World Customs Tariffs – post World War 1

August 23, 2011 — Leave a comment

I came across a document prepared by the Canadian Reconstruction Association titled – Tariff Policies Throughout the World – published in 1921. It comprises a survey of tariff legislation since the armistice (end of WW1), which shows that every important country in the world was protecting its own industries and striving to reduce its dependence upon outside sources of supply, and that “Protection” is established and accepted as the fiscal policy of the nations of the world more generally and firmly than ever before.

The story told by these tariff developments is absolutely one-sided, a world-wide resort to tariff protection, recognition of the value of industrial development and of the home market, and a general strengthening of protective systems.

Two significant statements by the governments of the day bear testimony to this fact. The Spanish Government summarized cogently the world tariff situation at the time: “Many countries have taken and are taking measures to prevent the invasion of their markets by foreign goods; tariff barriers are being raised and other restrictive measures adopted on all sides; the situation is developing towards a worldwide tariff war. The new customs tariff is an instrument prepared for use in a tariff war, if necessary.” Not less worthy of heeding is a statement issued by the Australian government: “customs duties which are not high enough to be effective are worse than useless.”

What a strange contrast to today’s circumstances where the WTO seeks at all costs to ensure the dismantling of all barriers – tariff and otherwise. Now read what things were like in our own backyard.


Conditions during the war were, in effect, such as would have obtained under an almost prohibitive tariff and as a result the industries of South Africa experienced a tremendous development. The Minister of Finance in his budget speech in 1920, stated that no less than 2,000 new factories had been established in that Dominion since the fiscal year 1915-16, that in the past four years industrial production had increased 50% and that the country was advancing rapidly in the direction of becoming self-supporting in respect of all the necessaries of life. Protectionist sentiment in the Union is strong.

----------------

§ WHAT IS ASKED: From the text on world customs tariffs after World War 1, copy verbatim the passage from "Conditions during the" to "Union is strong.".

Element and region listings
----------------

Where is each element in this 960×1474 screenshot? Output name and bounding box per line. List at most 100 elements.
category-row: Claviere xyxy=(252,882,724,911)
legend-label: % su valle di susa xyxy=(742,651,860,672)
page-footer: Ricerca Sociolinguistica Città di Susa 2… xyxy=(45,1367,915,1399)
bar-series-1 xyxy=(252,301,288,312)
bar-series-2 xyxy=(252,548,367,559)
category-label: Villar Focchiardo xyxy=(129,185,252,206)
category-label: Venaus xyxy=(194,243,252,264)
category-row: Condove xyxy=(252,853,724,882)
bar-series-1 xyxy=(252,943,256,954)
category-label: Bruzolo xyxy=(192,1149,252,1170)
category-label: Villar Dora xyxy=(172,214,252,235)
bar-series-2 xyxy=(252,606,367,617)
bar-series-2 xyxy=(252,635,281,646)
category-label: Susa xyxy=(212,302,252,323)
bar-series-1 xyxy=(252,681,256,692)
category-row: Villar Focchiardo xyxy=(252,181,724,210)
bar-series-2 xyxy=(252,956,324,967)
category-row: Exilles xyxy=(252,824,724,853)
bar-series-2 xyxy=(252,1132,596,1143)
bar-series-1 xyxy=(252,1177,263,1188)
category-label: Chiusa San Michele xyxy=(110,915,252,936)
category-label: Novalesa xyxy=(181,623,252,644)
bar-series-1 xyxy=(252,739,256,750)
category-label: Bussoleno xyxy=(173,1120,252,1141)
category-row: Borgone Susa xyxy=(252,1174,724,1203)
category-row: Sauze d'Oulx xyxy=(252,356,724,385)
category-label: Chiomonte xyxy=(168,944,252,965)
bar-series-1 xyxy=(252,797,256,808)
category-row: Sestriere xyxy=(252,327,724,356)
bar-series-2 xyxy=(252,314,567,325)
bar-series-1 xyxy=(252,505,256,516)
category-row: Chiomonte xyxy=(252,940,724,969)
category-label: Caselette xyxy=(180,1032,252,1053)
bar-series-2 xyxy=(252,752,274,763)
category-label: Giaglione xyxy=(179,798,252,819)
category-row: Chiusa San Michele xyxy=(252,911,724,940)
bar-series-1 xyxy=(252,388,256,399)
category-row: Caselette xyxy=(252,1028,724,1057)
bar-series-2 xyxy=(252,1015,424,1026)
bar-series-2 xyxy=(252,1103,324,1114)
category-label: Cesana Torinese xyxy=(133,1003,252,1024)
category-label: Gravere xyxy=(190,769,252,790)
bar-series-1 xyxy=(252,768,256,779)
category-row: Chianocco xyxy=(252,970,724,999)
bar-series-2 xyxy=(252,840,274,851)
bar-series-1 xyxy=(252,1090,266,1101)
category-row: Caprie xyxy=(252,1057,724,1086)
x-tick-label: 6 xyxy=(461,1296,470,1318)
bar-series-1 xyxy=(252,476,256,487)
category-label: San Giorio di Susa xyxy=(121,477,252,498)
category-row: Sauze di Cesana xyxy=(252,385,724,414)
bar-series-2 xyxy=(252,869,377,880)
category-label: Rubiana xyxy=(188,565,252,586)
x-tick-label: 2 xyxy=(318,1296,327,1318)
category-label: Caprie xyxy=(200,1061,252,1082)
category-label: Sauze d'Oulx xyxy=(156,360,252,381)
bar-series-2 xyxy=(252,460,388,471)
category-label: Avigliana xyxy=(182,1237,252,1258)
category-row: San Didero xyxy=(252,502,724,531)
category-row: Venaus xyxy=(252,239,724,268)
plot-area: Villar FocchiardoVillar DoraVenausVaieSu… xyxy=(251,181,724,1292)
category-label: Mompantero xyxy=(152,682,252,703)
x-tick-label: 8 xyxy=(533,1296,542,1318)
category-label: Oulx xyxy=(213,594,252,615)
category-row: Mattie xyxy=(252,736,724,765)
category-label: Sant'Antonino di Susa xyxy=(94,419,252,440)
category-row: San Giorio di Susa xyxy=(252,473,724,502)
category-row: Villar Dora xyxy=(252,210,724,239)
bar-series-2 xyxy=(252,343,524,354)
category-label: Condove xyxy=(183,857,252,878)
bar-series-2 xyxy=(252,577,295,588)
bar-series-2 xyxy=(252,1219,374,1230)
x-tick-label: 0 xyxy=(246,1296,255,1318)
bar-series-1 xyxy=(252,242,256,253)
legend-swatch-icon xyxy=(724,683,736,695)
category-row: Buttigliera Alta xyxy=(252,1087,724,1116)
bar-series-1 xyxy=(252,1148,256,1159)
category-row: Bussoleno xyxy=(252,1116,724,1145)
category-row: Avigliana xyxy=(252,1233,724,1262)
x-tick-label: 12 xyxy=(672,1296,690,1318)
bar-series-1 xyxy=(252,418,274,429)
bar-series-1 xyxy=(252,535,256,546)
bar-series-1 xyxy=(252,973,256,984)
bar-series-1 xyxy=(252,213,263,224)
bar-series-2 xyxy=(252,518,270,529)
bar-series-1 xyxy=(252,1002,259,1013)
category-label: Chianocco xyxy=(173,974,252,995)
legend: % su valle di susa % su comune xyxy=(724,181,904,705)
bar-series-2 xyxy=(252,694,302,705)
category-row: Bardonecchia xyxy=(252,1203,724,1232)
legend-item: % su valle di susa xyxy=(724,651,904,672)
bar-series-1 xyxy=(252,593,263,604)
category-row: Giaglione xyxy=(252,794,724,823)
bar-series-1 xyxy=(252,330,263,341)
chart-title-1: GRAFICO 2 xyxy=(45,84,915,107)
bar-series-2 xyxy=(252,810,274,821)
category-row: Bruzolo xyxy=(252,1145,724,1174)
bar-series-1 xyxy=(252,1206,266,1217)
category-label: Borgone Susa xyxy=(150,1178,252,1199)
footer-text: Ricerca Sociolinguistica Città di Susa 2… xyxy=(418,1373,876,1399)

----------------

§ ANSWER IN FULL:
Conditions during the war were, in effect, such as would have obtained under an almost prohibitive tariff and as a result the industries of South Africa experienced a tremendous development. The Minister of Finance in his budget speech in 1920, stated that no less than 2,000 new factories had been established in that Dominion since the fiscal year 1915-16, that in the past four years industrial production had increased 50% and that the country was advancing rapidly in the direction of becoming self-supporting in respect of all the necessaries of life. Protectionist sentiment in the Union is strong.